TASK REQUIREMENTS
From the entries below, copy every line that holds the word "special".
+---+
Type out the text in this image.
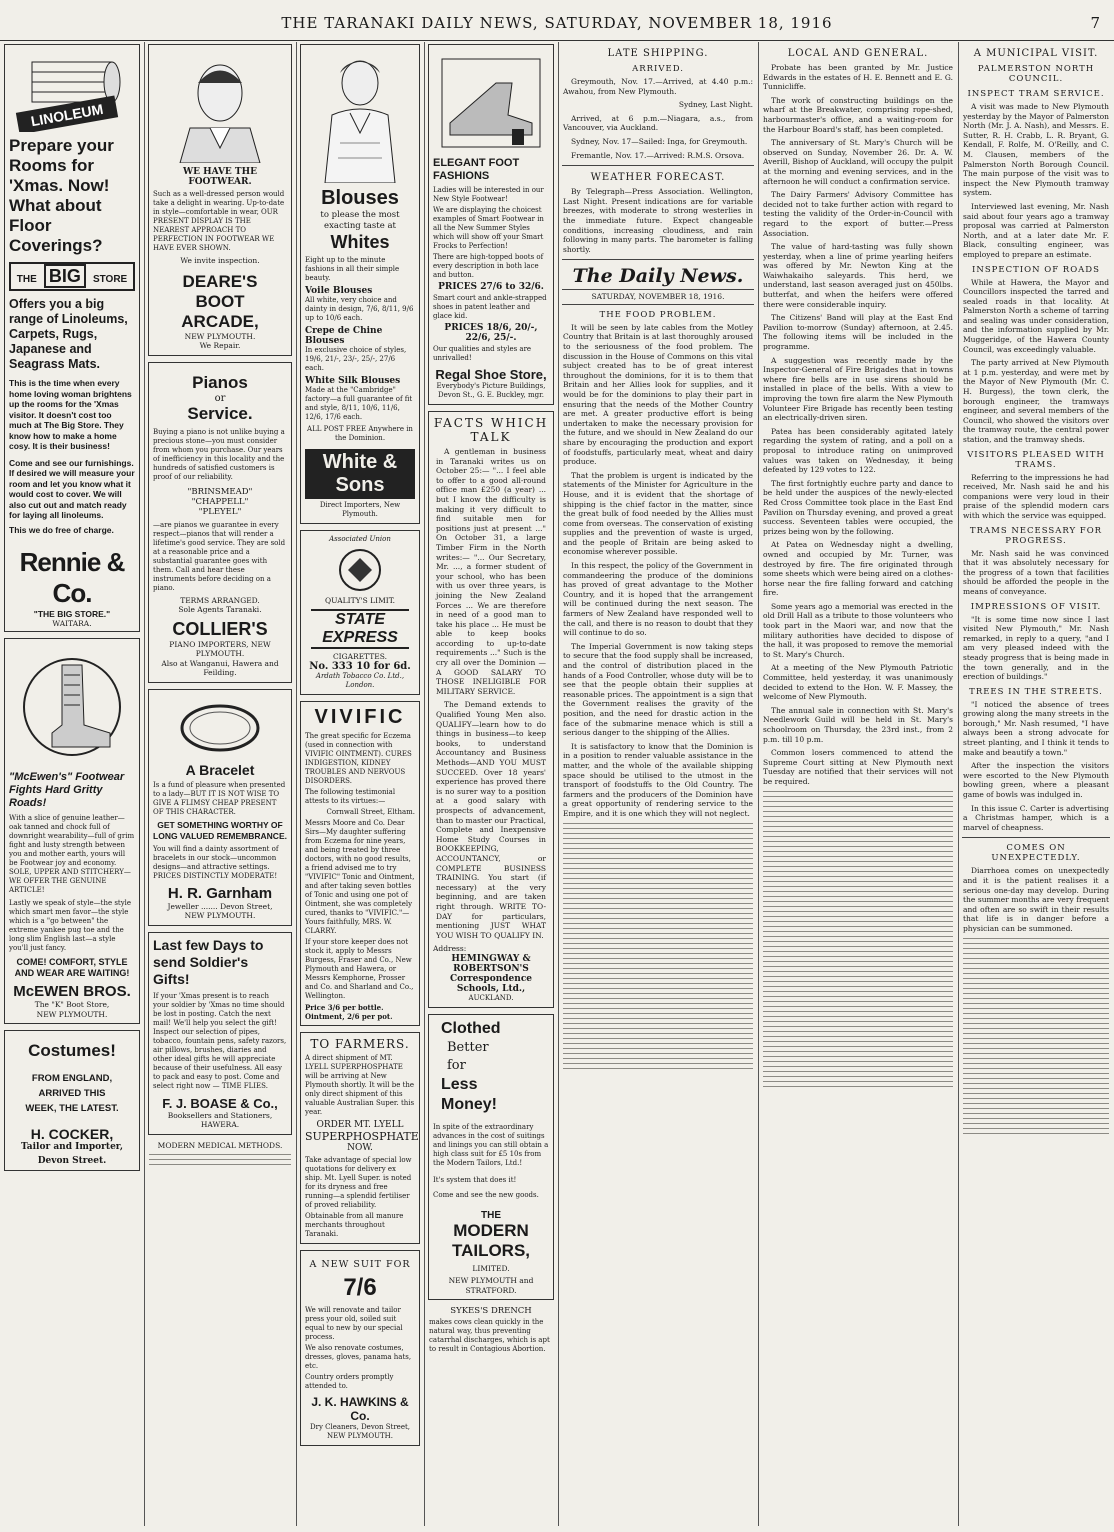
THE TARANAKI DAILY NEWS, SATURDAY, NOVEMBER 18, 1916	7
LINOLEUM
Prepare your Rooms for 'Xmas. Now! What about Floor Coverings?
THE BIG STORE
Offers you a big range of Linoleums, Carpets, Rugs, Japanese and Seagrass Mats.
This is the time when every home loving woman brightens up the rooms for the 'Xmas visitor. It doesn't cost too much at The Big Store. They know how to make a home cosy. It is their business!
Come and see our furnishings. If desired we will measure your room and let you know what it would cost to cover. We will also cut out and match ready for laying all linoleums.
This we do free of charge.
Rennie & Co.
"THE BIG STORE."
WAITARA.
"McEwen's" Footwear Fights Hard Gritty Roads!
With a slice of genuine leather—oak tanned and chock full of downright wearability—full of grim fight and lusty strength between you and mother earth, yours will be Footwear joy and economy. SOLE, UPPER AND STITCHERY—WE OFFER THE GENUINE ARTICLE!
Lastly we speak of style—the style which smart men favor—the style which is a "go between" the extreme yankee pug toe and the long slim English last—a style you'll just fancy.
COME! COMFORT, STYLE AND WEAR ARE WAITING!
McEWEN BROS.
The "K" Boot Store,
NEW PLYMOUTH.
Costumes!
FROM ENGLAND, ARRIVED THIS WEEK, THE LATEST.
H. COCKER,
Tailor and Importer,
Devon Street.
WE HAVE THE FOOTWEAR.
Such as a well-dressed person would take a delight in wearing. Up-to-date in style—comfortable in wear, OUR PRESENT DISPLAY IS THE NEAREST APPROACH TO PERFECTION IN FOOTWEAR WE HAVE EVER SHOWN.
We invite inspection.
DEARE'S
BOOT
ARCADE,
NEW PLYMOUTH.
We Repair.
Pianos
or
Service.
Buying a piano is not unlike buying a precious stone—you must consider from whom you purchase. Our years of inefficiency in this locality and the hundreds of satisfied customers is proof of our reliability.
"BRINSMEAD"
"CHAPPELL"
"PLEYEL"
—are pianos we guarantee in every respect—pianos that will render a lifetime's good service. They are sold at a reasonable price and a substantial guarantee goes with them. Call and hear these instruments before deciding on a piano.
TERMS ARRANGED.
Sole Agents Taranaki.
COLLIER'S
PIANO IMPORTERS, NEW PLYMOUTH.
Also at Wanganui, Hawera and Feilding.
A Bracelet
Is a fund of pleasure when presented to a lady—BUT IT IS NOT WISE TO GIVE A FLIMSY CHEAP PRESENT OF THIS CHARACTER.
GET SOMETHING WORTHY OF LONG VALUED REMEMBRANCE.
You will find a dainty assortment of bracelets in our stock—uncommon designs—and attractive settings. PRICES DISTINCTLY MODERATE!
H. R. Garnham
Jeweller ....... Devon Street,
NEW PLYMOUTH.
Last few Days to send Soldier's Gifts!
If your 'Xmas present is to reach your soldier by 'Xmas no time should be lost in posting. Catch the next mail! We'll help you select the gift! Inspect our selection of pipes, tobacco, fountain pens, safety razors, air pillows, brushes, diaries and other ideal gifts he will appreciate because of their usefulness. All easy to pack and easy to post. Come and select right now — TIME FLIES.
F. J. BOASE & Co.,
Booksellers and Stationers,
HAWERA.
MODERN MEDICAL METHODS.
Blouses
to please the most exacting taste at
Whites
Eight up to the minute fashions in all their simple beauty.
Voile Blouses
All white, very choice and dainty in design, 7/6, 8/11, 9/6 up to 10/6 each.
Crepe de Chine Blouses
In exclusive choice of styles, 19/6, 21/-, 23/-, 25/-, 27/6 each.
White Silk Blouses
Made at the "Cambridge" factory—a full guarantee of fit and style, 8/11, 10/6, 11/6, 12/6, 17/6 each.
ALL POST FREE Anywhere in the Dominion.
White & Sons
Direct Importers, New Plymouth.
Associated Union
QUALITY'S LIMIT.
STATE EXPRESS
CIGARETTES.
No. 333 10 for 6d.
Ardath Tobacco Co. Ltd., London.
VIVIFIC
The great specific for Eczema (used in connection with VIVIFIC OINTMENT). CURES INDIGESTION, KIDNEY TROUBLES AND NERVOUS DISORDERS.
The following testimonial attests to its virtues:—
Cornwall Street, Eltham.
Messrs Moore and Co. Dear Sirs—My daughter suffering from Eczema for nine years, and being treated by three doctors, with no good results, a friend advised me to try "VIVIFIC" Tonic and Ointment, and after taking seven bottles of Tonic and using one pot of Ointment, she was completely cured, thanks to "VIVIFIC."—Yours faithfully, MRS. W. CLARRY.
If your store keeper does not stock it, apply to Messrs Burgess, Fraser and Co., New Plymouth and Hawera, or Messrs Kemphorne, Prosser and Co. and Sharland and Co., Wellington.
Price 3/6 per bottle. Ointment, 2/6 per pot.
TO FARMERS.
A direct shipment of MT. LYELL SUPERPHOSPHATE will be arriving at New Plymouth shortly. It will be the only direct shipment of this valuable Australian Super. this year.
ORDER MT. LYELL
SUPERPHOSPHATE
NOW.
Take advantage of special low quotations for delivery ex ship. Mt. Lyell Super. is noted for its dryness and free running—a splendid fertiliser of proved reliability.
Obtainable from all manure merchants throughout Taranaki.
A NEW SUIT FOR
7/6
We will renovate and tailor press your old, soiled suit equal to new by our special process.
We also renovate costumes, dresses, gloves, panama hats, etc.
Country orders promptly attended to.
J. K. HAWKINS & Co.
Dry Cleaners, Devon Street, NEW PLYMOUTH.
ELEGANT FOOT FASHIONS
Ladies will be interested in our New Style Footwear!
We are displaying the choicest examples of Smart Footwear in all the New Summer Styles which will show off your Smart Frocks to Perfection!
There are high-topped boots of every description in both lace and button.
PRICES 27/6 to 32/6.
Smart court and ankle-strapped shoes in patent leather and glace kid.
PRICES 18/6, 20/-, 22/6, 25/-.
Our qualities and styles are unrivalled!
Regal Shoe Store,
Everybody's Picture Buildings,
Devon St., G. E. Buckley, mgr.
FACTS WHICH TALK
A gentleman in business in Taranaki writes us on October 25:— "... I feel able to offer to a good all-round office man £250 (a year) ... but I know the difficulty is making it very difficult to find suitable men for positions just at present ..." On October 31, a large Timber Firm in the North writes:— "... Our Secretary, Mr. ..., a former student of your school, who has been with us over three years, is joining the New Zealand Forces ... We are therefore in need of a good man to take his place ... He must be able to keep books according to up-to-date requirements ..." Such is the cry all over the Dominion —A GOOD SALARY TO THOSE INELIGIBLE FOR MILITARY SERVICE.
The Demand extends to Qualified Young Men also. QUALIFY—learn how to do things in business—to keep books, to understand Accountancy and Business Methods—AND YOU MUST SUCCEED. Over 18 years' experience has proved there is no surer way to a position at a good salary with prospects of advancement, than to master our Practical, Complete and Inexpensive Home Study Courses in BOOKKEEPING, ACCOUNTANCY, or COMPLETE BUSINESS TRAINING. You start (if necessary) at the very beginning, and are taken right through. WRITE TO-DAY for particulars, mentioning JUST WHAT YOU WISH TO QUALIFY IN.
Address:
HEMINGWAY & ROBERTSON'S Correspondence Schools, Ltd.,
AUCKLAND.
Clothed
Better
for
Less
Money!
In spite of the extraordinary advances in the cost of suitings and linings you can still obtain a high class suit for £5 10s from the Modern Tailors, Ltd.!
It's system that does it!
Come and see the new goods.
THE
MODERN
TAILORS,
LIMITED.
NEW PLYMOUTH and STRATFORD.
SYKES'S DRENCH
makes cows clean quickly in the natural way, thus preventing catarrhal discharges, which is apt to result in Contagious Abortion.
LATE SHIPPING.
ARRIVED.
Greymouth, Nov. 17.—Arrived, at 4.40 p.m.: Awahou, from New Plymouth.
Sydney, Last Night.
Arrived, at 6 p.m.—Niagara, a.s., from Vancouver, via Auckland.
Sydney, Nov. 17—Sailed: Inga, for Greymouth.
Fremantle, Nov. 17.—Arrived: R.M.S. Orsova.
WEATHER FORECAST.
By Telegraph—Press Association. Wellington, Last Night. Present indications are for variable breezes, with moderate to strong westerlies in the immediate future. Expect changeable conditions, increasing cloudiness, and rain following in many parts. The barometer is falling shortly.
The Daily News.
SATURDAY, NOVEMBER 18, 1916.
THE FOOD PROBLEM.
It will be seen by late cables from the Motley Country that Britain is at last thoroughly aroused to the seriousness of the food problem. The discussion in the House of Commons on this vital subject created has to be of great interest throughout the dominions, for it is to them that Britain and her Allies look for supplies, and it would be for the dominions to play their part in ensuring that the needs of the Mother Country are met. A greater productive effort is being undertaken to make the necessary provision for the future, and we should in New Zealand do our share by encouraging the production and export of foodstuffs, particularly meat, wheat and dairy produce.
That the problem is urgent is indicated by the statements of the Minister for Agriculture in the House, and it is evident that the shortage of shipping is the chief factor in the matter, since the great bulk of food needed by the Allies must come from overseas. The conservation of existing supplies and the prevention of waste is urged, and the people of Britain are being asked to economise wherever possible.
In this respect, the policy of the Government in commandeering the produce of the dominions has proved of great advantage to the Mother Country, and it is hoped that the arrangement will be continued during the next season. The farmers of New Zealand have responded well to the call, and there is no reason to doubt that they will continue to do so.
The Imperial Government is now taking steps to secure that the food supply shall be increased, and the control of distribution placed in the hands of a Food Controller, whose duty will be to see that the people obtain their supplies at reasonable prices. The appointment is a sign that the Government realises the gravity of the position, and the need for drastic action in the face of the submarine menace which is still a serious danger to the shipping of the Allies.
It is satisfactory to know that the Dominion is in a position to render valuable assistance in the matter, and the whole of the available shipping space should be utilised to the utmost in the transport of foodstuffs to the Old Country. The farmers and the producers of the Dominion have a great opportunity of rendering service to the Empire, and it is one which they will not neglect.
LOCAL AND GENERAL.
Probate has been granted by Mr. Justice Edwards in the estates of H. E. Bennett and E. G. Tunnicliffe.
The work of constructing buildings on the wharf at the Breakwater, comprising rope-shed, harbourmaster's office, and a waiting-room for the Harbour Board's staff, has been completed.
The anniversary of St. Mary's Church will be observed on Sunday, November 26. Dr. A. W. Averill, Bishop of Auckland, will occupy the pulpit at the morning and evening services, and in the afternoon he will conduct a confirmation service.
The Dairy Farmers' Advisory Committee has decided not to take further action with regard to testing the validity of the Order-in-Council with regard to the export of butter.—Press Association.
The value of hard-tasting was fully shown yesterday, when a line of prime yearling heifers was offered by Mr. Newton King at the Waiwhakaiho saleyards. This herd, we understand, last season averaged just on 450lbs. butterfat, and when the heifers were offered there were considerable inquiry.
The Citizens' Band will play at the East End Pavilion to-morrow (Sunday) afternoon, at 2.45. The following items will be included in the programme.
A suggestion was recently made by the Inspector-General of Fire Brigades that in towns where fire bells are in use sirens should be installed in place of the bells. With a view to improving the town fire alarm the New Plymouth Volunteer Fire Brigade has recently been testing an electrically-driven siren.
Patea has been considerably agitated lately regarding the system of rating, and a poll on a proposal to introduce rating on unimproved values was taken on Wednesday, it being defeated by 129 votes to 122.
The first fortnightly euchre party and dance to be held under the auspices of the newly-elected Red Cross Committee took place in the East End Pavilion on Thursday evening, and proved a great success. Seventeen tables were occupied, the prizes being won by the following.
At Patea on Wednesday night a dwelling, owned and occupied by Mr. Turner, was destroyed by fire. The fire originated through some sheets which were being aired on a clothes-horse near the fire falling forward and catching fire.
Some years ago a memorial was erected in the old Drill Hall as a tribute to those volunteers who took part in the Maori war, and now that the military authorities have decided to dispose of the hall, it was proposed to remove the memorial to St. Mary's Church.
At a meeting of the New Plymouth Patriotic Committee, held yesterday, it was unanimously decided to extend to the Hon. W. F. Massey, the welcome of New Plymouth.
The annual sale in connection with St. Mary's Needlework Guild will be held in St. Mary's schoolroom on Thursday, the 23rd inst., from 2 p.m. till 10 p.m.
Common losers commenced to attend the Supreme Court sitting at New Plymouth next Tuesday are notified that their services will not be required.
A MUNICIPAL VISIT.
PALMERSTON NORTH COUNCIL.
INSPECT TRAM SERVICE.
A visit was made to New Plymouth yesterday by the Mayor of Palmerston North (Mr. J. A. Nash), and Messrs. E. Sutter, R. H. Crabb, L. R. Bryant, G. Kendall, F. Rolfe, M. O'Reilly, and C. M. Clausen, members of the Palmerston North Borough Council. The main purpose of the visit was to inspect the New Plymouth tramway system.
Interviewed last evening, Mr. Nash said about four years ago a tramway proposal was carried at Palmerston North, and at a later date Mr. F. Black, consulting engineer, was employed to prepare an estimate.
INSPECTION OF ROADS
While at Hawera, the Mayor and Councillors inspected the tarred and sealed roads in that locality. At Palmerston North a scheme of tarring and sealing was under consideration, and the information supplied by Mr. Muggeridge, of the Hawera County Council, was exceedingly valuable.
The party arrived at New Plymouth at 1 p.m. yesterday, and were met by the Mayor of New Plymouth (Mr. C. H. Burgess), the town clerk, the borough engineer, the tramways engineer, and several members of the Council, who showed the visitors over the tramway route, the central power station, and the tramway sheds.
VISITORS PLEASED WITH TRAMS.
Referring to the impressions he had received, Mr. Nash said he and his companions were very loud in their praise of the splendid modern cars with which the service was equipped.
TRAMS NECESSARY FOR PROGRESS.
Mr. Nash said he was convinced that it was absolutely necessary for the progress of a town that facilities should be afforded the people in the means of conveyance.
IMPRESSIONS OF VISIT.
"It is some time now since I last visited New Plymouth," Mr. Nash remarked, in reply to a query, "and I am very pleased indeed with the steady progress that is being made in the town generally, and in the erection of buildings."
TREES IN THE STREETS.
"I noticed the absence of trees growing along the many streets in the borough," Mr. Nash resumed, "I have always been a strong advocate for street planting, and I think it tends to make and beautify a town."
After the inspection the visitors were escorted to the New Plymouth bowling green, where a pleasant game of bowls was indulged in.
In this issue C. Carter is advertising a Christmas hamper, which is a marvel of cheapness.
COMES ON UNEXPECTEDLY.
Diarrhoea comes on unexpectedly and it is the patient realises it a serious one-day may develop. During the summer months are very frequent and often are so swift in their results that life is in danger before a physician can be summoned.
+---+
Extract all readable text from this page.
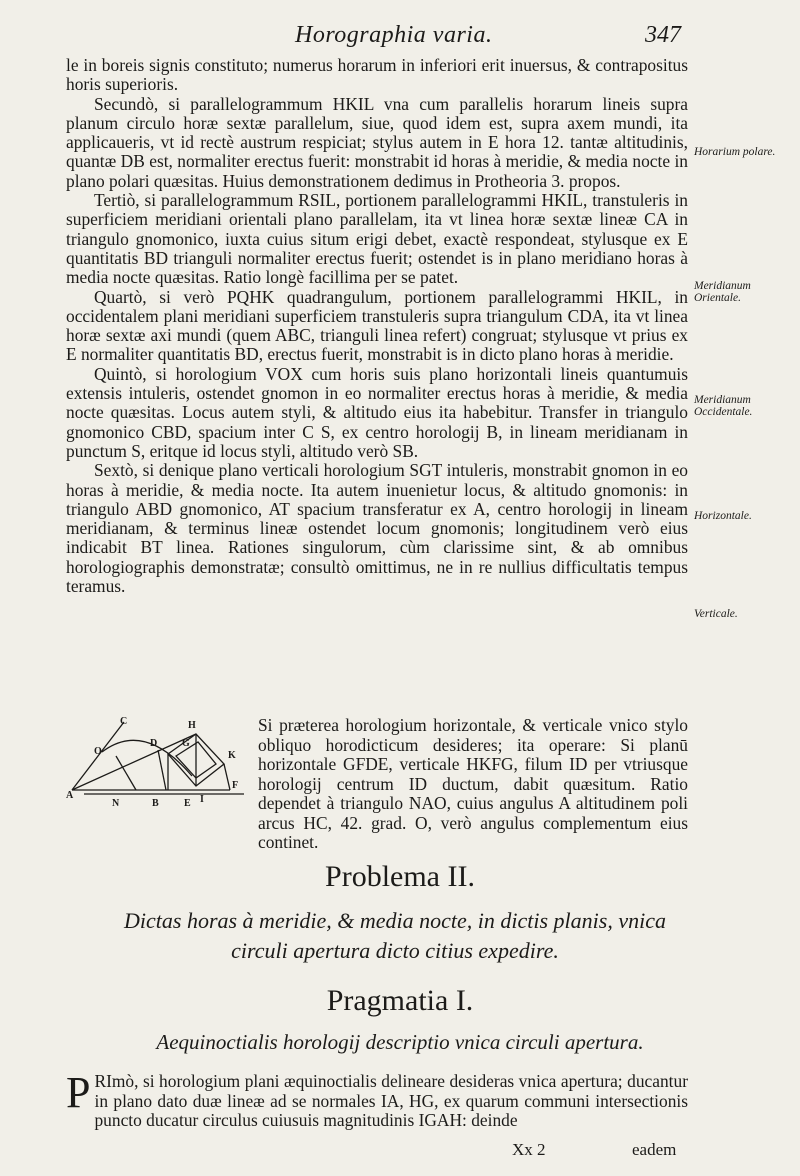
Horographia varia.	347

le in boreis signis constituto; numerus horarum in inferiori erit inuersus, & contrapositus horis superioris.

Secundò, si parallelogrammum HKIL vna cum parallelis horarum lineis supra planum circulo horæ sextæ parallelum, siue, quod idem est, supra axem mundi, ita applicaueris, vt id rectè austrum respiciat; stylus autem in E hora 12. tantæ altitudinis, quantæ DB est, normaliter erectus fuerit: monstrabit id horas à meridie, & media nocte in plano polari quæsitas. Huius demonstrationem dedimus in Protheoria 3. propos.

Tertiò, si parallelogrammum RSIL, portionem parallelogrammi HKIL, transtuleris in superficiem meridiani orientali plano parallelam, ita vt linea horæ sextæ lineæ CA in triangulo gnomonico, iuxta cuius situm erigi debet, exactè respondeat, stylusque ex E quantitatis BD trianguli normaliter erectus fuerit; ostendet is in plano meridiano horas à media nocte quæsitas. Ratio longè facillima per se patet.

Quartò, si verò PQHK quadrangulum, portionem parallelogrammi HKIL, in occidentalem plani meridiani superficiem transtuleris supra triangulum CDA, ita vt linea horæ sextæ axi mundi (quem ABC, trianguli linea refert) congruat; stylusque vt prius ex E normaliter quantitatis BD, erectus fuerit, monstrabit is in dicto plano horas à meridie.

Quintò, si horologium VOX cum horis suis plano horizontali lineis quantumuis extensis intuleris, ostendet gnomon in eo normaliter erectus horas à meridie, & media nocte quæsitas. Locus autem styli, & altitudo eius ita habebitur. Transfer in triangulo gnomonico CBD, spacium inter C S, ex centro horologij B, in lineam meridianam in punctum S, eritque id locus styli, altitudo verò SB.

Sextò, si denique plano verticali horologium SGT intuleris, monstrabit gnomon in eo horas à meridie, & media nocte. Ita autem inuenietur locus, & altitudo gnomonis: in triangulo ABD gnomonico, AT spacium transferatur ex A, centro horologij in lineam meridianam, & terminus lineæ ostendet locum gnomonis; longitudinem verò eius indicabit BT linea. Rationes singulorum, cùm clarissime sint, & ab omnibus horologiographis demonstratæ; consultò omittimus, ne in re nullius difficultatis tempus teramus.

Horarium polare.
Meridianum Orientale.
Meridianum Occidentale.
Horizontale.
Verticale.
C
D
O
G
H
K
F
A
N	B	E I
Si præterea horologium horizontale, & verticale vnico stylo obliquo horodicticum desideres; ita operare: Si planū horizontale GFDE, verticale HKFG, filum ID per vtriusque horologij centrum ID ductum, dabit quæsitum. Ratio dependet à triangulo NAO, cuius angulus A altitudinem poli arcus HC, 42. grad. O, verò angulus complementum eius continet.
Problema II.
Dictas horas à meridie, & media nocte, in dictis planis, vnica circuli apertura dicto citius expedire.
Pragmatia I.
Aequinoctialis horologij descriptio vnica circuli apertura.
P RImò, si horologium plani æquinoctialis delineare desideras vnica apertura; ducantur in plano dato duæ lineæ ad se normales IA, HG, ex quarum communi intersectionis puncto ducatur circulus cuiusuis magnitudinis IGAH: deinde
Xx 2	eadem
+---+
OUTPUT OF THE EXERCISE
Take advantage of special low quotations for delivery ex ship. Mt. Lyell Super. is noted for its dryness and free running—a splendid fertiliser of proved reliability.
We will renovate and tailor press your old, soiled suit equal to new by our special process.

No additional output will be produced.